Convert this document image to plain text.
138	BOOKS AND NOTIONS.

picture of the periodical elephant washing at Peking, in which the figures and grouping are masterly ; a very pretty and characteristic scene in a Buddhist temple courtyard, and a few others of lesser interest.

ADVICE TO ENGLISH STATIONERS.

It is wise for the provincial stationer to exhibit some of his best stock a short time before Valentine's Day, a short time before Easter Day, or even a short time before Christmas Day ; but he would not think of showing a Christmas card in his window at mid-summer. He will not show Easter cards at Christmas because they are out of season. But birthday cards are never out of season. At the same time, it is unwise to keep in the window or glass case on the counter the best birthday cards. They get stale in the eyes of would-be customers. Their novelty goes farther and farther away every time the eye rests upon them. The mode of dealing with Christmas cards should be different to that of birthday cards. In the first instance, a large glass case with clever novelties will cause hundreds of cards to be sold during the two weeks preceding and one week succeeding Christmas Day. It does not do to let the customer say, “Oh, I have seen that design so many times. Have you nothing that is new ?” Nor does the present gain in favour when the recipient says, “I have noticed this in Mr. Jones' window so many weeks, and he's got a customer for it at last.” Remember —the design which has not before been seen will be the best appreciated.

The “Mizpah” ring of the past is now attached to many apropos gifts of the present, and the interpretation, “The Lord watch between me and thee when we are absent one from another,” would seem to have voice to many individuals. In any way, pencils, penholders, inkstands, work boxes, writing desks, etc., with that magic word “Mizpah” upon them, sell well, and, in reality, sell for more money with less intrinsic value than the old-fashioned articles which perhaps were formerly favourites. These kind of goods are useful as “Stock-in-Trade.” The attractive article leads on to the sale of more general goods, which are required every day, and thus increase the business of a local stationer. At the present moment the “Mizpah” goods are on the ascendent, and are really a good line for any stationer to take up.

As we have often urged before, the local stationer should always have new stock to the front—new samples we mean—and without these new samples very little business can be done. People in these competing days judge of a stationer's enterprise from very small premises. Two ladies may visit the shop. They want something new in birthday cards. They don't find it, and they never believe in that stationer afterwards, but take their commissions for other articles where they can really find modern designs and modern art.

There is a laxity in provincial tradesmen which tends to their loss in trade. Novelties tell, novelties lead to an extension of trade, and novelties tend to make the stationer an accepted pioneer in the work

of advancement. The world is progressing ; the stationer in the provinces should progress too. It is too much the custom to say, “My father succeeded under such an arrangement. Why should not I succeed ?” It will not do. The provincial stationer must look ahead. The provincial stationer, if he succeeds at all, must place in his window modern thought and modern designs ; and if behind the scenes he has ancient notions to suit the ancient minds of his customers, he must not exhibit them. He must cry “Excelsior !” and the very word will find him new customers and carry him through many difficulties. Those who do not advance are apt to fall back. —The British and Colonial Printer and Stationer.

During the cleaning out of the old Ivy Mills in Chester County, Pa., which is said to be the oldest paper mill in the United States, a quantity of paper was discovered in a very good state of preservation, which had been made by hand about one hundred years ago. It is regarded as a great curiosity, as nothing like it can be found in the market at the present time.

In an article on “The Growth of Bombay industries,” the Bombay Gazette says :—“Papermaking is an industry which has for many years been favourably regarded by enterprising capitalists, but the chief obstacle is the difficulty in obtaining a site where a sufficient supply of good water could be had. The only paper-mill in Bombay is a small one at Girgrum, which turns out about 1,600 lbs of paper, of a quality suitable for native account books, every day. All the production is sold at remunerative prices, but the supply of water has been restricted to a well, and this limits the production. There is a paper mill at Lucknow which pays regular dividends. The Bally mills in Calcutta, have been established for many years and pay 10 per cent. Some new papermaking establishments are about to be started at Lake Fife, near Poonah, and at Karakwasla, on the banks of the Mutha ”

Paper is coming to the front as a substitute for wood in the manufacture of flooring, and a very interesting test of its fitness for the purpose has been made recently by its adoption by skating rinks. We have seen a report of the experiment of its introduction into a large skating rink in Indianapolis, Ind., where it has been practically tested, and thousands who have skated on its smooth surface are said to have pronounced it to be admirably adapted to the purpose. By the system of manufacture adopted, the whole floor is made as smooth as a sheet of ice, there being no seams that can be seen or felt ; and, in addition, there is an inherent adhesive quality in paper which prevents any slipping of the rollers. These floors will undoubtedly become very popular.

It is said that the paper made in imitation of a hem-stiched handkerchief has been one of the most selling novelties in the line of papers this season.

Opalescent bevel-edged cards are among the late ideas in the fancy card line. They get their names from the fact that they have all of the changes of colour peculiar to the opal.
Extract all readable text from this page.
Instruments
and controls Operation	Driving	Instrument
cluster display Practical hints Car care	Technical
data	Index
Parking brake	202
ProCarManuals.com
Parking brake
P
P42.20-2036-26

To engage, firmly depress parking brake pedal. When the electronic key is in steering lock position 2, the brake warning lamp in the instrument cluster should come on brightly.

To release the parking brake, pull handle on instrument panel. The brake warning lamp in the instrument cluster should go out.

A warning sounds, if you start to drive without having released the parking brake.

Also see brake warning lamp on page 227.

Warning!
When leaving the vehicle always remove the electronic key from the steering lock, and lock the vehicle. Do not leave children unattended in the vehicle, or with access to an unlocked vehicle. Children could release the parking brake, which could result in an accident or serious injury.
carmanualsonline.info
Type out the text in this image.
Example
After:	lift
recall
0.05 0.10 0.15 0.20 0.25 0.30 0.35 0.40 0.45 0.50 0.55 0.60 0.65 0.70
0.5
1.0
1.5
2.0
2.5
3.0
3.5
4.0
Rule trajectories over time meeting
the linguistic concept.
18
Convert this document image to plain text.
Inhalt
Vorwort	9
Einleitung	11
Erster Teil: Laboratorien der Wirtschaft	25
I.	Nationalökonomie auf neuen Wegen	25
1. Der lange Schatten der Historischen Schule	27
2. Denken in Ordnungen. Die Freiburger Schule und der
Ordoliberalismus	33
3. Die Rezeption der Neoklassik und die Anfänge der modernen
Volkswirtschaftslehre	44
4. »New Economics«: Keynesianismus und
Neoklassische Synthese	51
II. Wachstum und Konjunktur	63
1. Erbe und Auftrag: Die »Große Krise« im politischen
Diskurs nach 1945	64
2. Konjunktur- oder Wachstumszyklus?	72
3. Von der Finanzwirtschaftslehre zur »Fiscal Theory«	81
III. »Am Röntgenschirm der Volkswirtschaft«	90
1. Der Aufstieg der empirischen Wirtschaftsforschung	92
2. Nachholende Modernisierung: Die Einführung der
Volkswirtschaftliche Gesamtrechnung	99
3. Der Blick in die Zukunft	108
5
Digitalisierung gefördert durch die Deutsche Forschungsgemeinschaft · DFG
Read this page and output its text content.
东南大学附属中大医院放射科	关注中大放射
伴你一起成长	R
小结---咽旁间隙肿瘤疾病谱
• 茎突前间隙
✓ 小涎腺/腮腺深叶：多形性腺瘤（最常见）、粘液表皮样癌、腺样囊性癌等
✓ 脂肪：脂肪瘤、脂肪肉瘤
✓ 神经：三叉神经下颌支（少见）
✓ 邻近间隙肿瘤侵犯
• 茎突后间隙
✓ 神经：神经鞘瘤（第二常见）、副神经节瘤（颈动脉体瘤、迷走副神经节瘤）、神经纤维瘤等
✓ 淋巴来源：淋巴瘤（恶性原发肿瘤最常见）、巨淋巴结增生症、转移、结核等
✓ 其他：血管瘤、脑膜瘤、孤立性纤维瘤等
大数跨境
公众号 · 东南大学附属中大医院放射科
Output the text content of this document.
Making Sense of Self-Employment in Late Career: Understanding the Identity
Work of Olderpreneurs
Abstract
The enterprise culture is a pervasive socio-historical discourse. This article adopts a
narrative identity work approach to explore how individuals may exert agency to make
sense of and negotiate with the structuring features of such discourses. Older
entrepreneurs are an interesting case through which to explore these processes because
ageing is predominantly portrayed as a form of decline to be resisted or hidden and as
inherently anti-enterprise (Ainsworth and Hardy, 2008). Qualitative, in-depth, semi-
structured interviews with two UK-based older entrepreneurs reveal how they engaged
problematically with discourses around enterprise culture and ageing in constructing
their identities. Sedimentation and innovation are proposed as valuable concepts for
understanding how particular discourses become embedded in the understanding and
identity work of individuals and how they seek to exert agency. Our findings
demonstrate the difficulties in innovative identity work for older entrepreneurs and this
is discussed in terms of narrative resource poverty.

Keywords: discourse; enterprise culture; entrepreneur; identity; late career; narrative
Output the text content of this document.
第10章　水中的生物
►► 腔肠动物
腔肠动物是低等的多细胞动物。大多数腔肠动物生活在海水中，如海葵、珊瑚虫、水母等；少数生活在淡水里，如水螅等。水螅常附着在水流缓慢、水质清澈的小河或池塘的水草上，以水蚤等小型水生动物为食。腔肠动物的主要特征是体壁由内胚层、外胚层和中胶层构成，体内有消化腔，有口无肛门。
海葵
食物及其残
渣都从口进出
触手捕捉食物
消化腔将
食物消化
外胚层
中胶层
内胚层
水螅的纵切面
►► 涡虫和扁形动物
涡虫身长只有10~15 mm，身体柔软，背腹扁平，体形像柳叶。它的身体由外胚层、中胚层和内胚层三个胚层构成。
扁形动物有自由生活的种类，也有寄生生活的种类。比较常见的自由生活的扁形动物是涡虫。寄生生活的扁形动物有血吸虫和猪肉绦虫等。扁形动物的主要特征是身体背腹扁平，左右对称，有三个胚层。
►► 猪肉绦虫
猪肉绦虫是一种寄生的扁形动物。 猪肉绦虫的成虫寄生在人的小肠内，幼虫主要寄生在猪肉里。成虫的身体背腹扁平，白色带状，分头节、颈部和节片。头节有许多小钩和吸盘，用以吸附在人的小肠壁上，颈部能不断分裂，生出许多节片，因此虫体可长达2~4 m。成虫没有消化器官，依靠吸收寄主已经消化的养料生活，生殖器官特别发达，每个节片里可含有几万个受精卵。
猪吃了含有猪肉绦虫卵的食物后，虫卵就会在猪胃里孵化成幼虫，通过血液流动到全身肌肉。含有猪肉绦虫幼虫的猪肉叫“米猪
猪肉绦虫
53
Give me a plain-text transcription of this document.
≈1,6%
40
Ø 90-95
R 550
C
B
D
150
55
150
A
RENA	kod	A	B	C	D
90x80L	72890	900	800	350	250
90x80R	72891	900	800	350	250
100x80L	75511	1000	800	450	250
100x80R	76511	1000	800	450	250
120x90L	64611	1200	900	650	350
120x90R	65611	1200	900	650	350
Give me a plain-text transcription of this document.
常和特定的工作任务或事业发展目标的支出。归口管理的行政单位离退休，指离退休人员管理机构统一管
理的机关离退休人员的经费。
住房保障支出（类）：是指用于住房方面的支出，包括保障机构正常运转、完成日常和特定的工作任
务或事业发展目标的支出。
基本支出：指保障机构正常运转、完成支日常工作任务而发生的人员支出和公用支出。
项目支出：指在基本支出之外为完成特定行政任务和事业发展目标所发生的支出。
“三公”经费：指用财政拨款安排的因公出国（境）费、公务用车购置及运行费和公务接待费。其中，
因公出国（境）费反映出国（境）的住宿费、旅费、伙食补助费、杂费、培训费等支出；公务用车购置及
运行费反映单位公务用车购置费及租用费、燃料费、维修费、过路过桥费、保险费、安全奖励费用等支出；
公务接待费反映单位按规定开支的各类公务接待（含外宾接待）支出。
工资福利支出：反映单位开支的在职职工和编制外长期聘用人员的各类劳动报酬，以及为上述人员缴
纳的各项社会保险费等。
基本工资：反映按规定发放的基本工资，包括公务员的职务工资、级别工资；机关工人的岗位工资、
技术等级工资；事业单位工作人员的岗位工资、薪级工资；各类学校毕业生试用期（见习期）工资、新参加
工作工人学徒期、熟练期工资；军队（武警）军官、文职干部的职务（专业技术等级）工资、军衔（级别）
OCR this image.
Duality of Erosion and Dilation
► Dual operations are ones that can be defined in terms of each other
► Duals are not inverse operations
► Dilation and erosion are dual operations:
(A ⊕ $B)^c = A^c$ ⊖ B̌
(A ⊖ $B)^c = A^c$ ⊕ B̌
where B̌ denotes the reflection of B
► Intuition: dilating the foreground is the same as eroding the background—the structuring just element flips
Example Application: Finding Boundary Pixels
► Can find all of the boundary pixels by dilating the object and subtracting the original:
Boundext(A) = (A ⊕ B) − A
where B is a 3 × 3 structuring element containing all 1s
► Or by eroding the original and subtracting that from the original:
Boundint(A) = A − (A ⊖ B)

Exercise prompt -
Only lines holding the string "Konjunktur" are wanted; gather each one from the entries above.

Solution to the problem -
II. Wachstum und Konjunktur	63
2. Konjunktur- oder Wachstumszyklus?	72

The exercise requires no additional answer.